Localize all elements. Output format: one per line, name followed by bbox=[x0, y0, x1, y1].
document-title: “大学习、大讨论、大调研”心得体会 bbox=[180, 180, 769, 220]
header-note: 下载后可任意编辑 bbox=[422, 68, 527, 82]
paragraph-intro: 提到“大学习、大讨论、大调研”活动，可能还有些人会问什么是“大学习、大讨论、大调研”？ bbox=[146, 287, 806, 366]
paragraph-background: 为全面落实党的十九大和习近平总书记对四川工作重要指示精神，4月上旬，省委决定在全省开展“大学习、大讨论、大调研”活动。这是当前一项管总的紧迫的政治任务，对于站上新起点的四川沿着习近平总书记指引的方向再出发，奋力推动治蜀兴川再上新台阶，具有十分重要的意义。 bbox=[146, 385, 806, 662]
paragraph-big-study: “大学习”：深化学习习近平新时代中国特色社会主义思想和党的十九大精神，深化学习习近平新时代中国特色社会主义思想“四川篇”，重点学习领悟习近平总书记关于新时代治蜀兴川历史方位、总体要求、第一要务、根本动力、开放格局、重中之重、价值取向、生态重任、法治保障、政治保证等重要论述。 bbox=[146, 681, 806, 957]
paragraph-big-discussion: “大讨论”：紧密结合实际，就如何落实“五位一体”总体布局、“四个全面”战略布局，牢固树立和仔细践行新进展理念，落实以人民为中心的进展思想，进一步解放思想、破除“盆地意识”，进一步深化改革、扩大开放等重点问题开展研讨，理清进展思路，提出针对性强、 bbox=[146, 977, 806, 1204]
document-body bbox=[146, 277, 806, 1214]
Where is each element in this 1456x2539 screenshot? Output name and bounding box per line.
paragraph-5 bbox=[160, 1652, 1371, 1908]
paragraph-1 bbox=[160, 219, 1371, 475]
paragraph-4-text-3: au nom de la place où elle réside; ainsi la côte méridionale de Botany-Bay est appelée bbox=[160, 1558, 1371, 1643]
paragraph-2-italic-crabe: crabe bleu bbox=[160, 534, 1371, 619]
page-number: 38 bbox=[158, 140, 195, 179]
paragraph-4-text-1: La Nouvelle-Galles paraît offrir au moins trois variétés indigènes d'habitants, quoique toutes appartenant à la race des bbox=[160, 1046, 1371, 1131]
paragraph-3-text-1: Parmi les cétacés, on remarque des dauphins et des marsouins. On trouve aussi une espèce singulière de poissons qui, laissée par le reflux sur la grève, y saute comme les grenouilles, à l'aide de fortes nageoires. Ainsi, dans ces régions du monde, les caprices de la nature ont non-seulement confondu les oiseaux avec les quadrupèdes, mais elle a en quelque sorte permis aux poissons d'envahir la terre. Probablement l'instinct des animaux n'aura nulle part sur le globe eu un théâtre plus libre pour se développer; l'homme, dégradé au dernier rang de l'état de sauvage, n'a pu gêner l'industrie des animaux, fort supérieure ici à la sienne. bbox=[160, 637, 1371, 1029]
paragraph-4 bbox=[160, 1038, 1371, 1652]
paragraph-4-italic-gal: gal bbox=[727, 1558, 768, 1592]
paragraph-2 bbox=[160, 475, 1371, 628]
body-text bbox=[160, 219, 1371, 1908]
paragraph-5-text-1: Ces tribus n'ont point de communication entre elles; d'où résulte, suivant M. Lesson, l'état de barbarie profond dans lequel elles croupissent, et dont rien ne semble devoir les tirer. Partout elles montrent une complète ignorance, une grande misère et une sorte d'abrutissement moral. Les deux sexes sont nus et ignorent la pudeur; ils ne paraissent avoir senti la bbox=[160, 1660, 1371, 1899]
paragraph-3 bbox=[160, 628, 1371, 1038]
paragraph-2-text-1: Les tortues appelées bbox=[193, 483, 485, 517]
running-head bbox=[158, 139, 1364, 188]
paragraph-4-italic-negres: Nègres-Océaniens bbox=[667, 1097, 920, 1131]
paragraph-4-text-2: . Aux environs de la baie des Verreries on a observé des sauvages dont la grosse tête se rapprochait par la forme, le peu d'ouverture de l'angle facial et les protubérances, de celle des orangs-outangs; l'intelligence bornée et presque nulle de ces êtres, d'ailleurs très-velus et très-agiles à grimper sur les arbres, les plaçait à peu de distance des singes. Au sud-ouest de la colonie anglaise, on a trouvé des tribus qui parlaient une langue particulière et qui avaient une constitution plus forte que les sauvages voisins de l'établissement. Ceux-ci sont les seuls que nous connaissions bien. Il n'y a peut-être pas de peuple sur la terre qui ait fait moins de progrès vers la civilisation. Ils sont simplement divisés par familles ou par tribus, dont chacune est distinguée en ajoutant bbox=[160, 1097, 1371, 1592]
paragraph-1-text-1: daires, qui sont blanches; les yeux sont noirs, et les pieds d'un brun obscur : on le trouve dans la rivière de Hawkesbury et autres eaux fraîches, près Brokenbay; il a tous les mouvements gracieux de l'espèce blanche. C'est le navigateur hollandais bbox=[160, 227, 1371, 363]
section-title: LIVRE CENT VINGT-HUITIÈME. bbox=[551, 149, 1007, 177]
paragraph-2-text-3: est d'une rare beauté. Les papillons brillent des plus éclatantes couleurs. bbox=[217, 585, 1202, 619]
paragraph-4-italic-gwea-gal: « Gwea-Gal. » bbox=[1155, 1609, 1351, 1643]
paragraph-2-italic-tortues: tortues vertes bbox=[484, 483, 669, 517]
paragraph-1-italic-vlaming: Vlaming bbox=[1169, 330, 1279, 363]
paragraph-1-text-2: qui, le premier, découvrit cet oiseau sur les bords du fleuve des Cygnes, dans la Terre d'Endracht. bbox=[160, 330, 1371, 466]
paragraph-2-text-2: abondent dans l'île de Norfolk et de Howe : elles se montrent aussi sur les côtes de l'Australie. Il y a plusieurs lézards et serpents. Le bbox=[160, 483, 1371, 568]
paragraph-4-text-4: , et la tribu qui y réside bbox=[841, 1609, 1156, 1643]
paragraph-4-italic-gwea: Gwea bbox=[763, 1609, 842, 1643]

—————

- **DIRECTIONS FOR THIS TASK**: Transcribe the lines from the start of the records through the line that contains "681, 806, 957]", keeping every character unchanged.

- **SOLUTION**:
Localize all elements. Output format: one per line, name followed by bbox=[x0, y0, x1, y1].
document-title: “大学习、大讨论、大调研”心得体会 bbox=[180, 180, 769, 220]
header-note: 下载后可任意编辑 bbox=[422, 68, 527, 82]
paragraph-intro: 提到“大学习、大讨论、大调研”活动，可能还有些人会问什么是“大学习、大讨论、大调研”？ bbox=[146, 287, 806, 366]
paragraph-background: 为全面落实党的十九大和习近平总书记对四川工作重要指示精神，4月上旬，省委决定在全省开展“大学习、大讨论、大调研”活动。这是当前一项管总的紧迫的政治任务，对于站上新起点的四川沿着习近平总书记指引的方向再出发，奋力推动治蜀兴川再上新台阶，具有十分重要的意义。 bbox=[146, 385, 806, 662]
paragraph-big-study: “大学习”：深化学习习近平新时代中国特色社会主义思想和党的十九大精神，深化学习习近平新时代中国特色社会主义思想“四川篇”，重点学习领悟习近平总书记关于新时代治蜀兴川历史方位、总体要求、第一要务、根本动力、开放格局、重中之重、价值取向、生态重任、法治保障、政治保证等重要论述。 bbox=[146, 681, 806, 957]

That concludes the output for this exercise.